## Problem to solve
Format every line of the rows below as a Markdown table with the columns No. and Text. Number the lines, skip blank lines, and leave the pictures out.

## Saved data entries
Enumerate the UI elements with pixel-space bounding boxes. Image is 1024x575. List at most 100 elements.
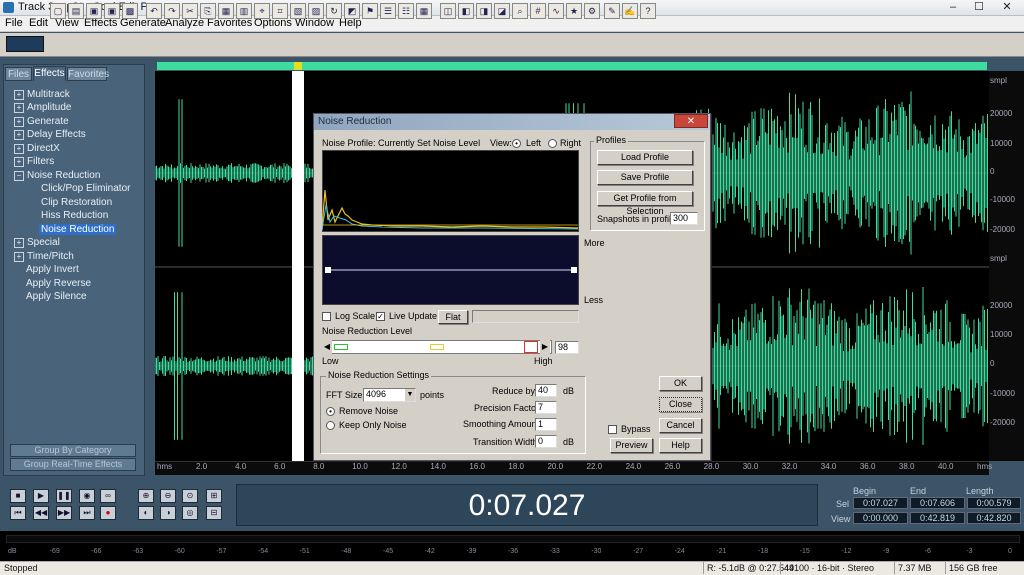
settings-icon[interactable]: ⚙ [584, 3, 600, 19]
slider-right-arrow-icon[interactable]: ▶ [540, 340, 550, 354]
maximize-button[interactable]: ☐ [966, 0, 992, 15]
view-right-radio[interactable] [548, 139, 557, 148]
bypass-checkbox[interactable] [608, 425, 617, 434]
group-by-category-button[interactable]: Group By Category [10, 444, 136, 457]
tree-item-amplitude[interactable]: + Amplitude [14, 102, 71, 114]
new-icon[interactable]: ▢ [50, 3, 66, 19]
load-profile-button[interactable]: Load Profile [597, 150, 693, 165]
live-update-checkbox[interactable]: ✓ [376, 312, 385, 321]
trim-icon[interactable]: ⌖ [254, 3, 270, 19]
spectral-icon[interactable]: ◨ [476, 3, 492, 19]
tree-item-click-pop[interactable]: Click/Pop Eliminator [41, 183, 130, 195]
zoom-out-horizontal-icon[interactable]: ⊖ [160, 489, 176, 503]
tab-files[interactable]: Files [5, 67, 32, 81]
zoom-selection-icon[interactable]: ◎ [182, 506, 198, 520]
tree-item-noise-reduction-folder[interactable]: − Noise Reduction [14, 170, 100, 182]
stop-button[interactable]: ■ [10, 489, 26, 503]
preview-button[interactable]: Preview [610, 438, 653, 453]
fade-icon[interactable]: ▨ [308, 3, 324, 19]
tree-item-delay-effects[interactable]: + Delay Effects [14, 129, 86, 141]
cancel-button[interactable]: Cancel [659, 418, 702, 433]
nr-level-field[interactable]: 98 [555, 341, 579, 354]
favorites-icon[interactable]: ★ [566, 3, 582, 19]
view-end-field[interactable]: 0:42.819 [910, 512, 965, 524]
copy-icon[interactable]: ⎘ [200, 3, 216, 19]
slider-left-arrow-icon[interactable]: ◀ [322, 340, 332, 354]
group-realtime-button[interactable]: Group Real-Time Effects [10, 458, 136, 471]
play-button[interactable]: ▶ [33, 489, 49, 503]
rewind-button[interactable]: ◀◀ [33, 506, 49, 520]
keep-noise-radio[interactable] [326, 421, 335, 430]
slider-thumb[interactable] [524, 341, 538, 353]
chevron-down-icon[interactable]: ▼ [405, 389, 415, 401]
zoom-right-icon[interactable]: ◑ [160, 506, 176, 520]
zoom-full-icon[interactable]: ⊙ [182, 489, 198, 503]
cut-icon[interactable]: ✂ [182, 3, 198, 19]
overview-cursor[interactable] [294, 62, 302, 70]
minimize-button[interactable]: – [940, 0, 966, 15]
tree-item-clip-restoration[interactable]: Clip Restoration [41, 197, 112, 209]
crop-icon[interactable]: ⌗ [272, 3, 288, 19]
view-left-radio[interactable]: • [512, 139, 521, 148]
record-button[interactable]: ● [100, 506, 116, 520]
sel-begin-field[interactable]: 0:07.027 [853, 497, 908, 509]
zoom-in-horizontal-icon[interactable]: ⊕ [138, 489, 154, 503]
tree-item-apply-invert[interactable]: Apply Invert [26, 264, 79, 276]
zoom-left-icon[interactable]: ◐ [138, 506, 154, 520]
zoom-icon[interactable]: ⌕ [512, 3, 528, 19]
paste-icon[interactable]: ▦ [218, 3, 234, 19]
tree-item-special[interactable]: + Special [14, 237, 60, 249]
tree-item-apply-reverse[interactable]: Apply Reverse [26, 278, 91, 290]
sel-length-field[interactable]: 0:00.579 [967, 497, 1021, 509]
menu-file[interactable]: File [3, 16, 25, 32]
loop-button[interactable]: ∞ [100, 489, 116, 503]
tree-item-multitrack[interactable]: + Multitrack [14, 89, 70, 101]
sel-end-field[interactable]: 0:07.606 [910, 497, 965, 509]
overview-bar[interactable] [157, 62, 987, 70]
remove-noise-radio[interactable]: • [326, 407, 335, 416]
go-to-end-button[interactable]: ⏭ [79, 506, 95, 520]
flat-button[interactable]: Flat [438, 310, 468, 324]
reduce-by-field[interactable]: 40 [535, 384, 557, 397]
view-length-field[interactable]: 0:42.820 [967, 512, 1021, 524]
tab-favorites[interactable]: Favorites [67, 67, 109, 81]
save-icon[interactable]: ▣ [86, 3, 102, 19]
undo-icon[interactable]: ↶ [146, 3, 162, 19]
smoothing-field[interactable]: 1 [535, 418, 557, 431]
frequency-icon[interactable]: ∿ [548, 3, 564, 19]
redo-icon[interactable]: ↷ [164, 3, 180, 19]
repeat-icon[interactable]: ↻ [326, 3, 342, 19]
layout-1-icon[interactable]: ◫ [440, 3, 456, 19]
envelope-icon[interactable]: ◩ [344, 3, 360, 19]
help-button[interactable]: Help [659, 438, 702, 453]
tree-item-generate[interactable]: + Generate [14, 116, 69, 128]
tools-icon[interactable]: ✎ [604, 3, 620, 19]
mix-paste-icon[interactable]: ▥ [236, 3, 252, 19]
tree-item-noise-reduction[interactable]: Noise Reduction [39, 224, 117, 236]
open-icon[interactable]: ▤ [68, 3, 84, 19]
tab-effects[interactable]: Effects [33, 66, 66, 81]
toggle-view-icon[interactable] [6, 36, 44, 52]
ok-button[interactable]: OK [659, 376, 702, 391]
selection-highlight[interactable] [292, 71, 304, 461]
list-icon[interactable]: ☰ [380, 3, 396, 19]
tree-item-apply-silence[interactable]: Apply Silence [26, 291, 87, 303]
save-all-icon[interactable]: ▩ [122, 3, 138, 19]
tree-item-time-pitch[interactable]: + Time/Pitch [14, 251, 74, 263]
zoom-out-vertical-icon[interactable]: ⊟ [206, 506, 222, 520]
marker-icon[interactable]: ⚑ [362, 3, 378, 19]
play-to-end-button[interactable]: ◉ [79, 489, 95, 503]
precision-field[interactable]: 7 [535, 401, 557, 414]
mute-icon[interactable]: ▧ [290, 3, 306, 19]
tree-item-directx[interactable]: + DirectX [14, 143, 60, 155]
get-profile-button[interactable]: Get Profile from Selection [597, 191, 693, 216]
view-begin-field[interactable]: 0:00.000 [853, 512, 908, 524]
go-to-start-button[interactable]: ⏮ [10, 506, 26, 520]
bits-icon[interactable]: # [530, 3, 546, 19]
script-icon[interactable]: ✍ [622, 3, 638, 19]
zoom-in-vertical-icon[interactable]: ⊞ [206, 489, 222, 503]
save-profile-button[interactable]: Save Profile [597, 170, 693, 185]
save-as-icon[interactable]: ▣ [104, 3, 120, 19]
close-button[interactable]: Close [659, 397, 702, 412]
tree-item-hiss-reduction[interactable]: Hiss Reduction [41, 210, 108, 222]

## Problem solution
| No. | Text |
|---|---|
| 1 | Enumerate the UI elements with pixel-space bounding boxes. Image is 1024x575. List at most 100 elements. |
| 2 | settings-icon[interactable]: ⚙ [584, 3, 600, 19] |
| 3 | slider-right-arrow-icon[interactable]: ▶ [540, 340, 550, 354] |
| 4 | maximize-button[interactable]: ☐ [966, 0, 992, 15] |
| 5 | view-right-radio[interactable] [548, 139, 557, 148] |
| 6 | bypass-checkbox[interactable] [608, 425, 617, 434] |
| 7 | group-by-category-button[interactable]: Group By Category [10, 444, 136, 457] |
| 8 | tree-item-amplitude[interactable]: + Amplitude [14, 102, 71, 114] |
| 9 | new-icon[interactable]: ▢ [50, 3, 66, 19] |
| 10 | load-profile-button[interactable]: Load Profile [597, 150, 693, 165] |
| 11 | live-update-checkbox[interactable]: ✓ [376, 312, 385, 321] |
| 12 | trim-icon[interactable]: ⌖ [254, 3, 270, 19] |
| 13 | spectral-icon[interactable]: ◨ [476, 3, 492, 19] |
| 14 | tree-item-click-pop[interactable]: Click/Pop Eliminator [41, 183, 130, 195] |
| 15 | zoom-out-horizontal-icon[interactable]: ⊖ [160, 489, 176, 503] |
| 16 | tab-files[interactable]: Files [5, 67, 32, 81] |
| 17 | zoom-selection-icon[interactable]: ◎ [182, 506, 198, 520] |
| 18 | tree-item-noise-reduction-folder[interactable]: − Noise Reduction [14, 170, 100, 182] |
| 19 | stop-button[interactable]: ■ [10, 489, 26, 503] |
| 20 | preview-button[interactable]: Preview [610, 438, 653, 453] |
| 21 | fade-icon[interactable]: ▨ [308, 3, 324, 19] |
| 22 | tree-item-delay-effects[interactable]: + Delay Effects [14, 129, 86, 141] |
| 23 | cancel-button[interactable]: Cancel [659, 418, 702, 433] |
| 24 | nr-level-field[interactable]: 98 [555, 341, 579, 354] |
| 25 | favorites-icon[interactable]: ★ [566, 3, 582, 19] |
| 26 | view-end-field[interactable]: 0:42.819 [910, 512, 965, 524] |
| 27 | copy-icon[interactable]: ⎘ [200, 3, 216, 19] |
| 28 | slider-left-arrow-icon[interactable]: ◀ [322, 340, 332, 354] |
| 29 | group-realtime-button[interactable]: Group Real-Time Effects [10, 458, 136, 471] |
| 30 | play-button[interactable]: ▶ [33, 489, 49, 503] |
| 31 | rewind-button[interactable]: ◀◀ [33, 506, 49, 520] |
| 32 | keep-noise-radio[interactable] [326, 421, 335, 430] |
| 33 | slider-thumb[interactable] [524, 341, 538, 353] |
| 34 | chevron-down-icon[interactable]: ▼ [405, 389, 415, 401] |
| 35 | zoom-right-icon[interactable]: ◑ [160, 506, 176, 520] |
| 36 | zoom-full-icon[interactable]: ⊙ [182, 489, 198, 503] |
| 37 | cut-icon[interactable]: ✂ [182, 3, 198, 19] |
| 38 | overview-cursor[interactable] [294, 62, 302, 70] |
| 39 | minimize-button[interactable]: – [940, 0, 966, 15] |
| 40 | tree-item-clip-restoration[interactable]: Clip Restoration [41, 197, 112, 209] |
| 41 | crop-icon[interactable]: ⌗ [272, 3, 288, 19] |
| 42 | view-left-radio[interactable]: • [512, 139, 521, 148] |
| 43 | record-button[interactable]: ● [100, 506, 116, 520] |
| 44 | sel-begin-field[interactable]: 0:07.027 [853, 497, 908, 509] |
| 45 | zoom-in-horizontal-icon[interactable]: ⊕ [138, 489, 154, 503] |
| 46 | tree-item-apply-invert[interactable]: Apply Invert [26, 264, 79, 276] |
| 47 | zoom-left-icon[interactable]: ◐ [138, 506, 154, 520] |
| 48 | zoom-icon[interactable]: ⌕ [512, 3, 528, 19] |
| 49 | paste-icon[interactable]: ▦ [218, 3, 234, 19] |
| 50 | tree-item-special[interactable]: + Special [14, 237, 60, 249] |
| 51 | tree-item-apply-reverse[interactable]: Apply Reverse [26, 278, 91, 290] |
| 52 | sel-length-field[interactable]: 0:00.579 [967, 497, 1021, 509] |
| 53 | menu-file[interactable]: File [3, 16, 25, 32] |
| 54 | loop-button[interactable]: ∞ [100, 489, 116, 503] |
| 55 | tree-item-multitrack[interactable]: + Multitrack [14, 89, 70, 101] |
| 56 | sel-end-field[interactable]: 0:07.606 [910, 497, 965, 509] |
| 57 | overview-bar[interactable] [157, 62, 987, 70] |
| 58 | remove-noise-radio[interactable]: • [326, 407, 335, 416] |
| 59 | go-to-end-button[interactable]: ⏭ [79, 506, 95, 520] |
| 60 | flat-button[interactable]: Flat [438, 310, 468, 324] |
| 61 | reduce-by-field[interactable]: 40 [535, 384, 557, 397] |
| 62 | view-length-field[interactable]: 0:42.820 [967, 512, 1021, 524] |
| 63 | tab-favorites[interactable]: Favorites [67, 67, 109, 81] |
| 64 | save-icon[interactable]: ▣ [86, 3, 102, 19] |
| 65 | undo-icon[interactable]: ↶ [146, 3, 162, 19] |
| 66 | smoothing-field[interactable]: 1 [535, 418, 557, 431] |
| 67 | frequency-icon[interactable]: ∿ [548, 3, 564, 19] |
| 68 | redo-icon[interactable]: ↷ [164, 3, 180, 19] |
| 69 | repeat-icon[interactable]: ↻ [326, 3, 342, 19] |
| 70 | layout-1-icon[interactable]: ◫ [440, 3, 456, 19] |
| 71 | envelope-icon[interactable]: ◩ [344, 3, 360, 19] |
| 72 | help-button[interactable]: Help [659, 438, 702, 453] |
| 73 | tree-item-generate[interactable]: + Generate [14, 116, 69, 128] |
| 74 | tools-icon[interactable]: ✎ [604, 3, 620, 19] |
| 75 | mix-paste-icon[interactable]: ▥ [236, 3, 252, 19] |
| 76 | tree-item-noise-reduction[interactable]: Noise Reduction [39, 224, 117, 236] |
| 77 | open-icon[interactable]: ▤ [68, 3, 84, 19] |
| 78 | tab-effects[interactable]: Effects [33, 66, 66, 81] |
| 79 | toggle-view-icon[interactable] [6, 36, 44, 52] |
| 80 | ok-button[interactable]: OK [659, 376, 702, 391] |
| 81 | selection-highlight[interactable] [292, 71, 304, 461] |
| 82 | list-icon[interactable]: ☰ [380, 3, 396, 19] |
| 83 | tree-item-apply-silence[interactable]: Apply Silence [26, 291, 87, 303] |
| 84 | save-all-icon[interactable]: ▩ [122, 3, 138, 19] |
| 85 | tree-item-time-pitch[interactable]: + Time/Pitch [14, 251, 74, 263] |
| 86 | zoom-out-vertical-icon[interactable]: ⊟ [206, 506, 222, 520] |
| 87 | marker-icon[interactable]: ⚑ [362, 3, 378, 19] |
| 88 | play-to-end-button[interactable]: ◉ [79, 489, 95, 503] |
| 89 | precision-field[interactable]: 7 [535, 401, 557, 414] |
| 90 | mute-icon[interactable]: ▧ [290, 3, 306, 19] |
| 91 | tree-item-directx[interactable]: + DirectX [14, 143, 60, 155] |
| 92 | get-profile-button[interactable]: Get Profile from Selection [597, 191, 693, 216] |
| 93 | view-begin-field[interactable]: 0:00.000 [853, 512, 908, 524] |
| 94 | go-to-start-button[interactable]: ⏮ [10, 506, 26, 520] |
| 95 | bits-icon[interactable]: # [530, 3, 546, 19] |
| 96 | script-icon[interactable]: ✍ [622, 3, 638, 19] |
| 97 | zoom-in-vertical-icon[interactable]: ⊞ [206, 489, 222, 503] |
| 98 | save-profile-button[interactable]: Save Profile [597, 170, 693, 185] |
| 99 | save-as-icon[interactable]: ▣ [104, 3, 120, 19] |
| 100 | close-button[interactable]: Close [659, 397, 702, 412] |
| 101 | tree-item-hiss-reduction[interactable]: Hiss Reduction [41, 210, 108, 222] |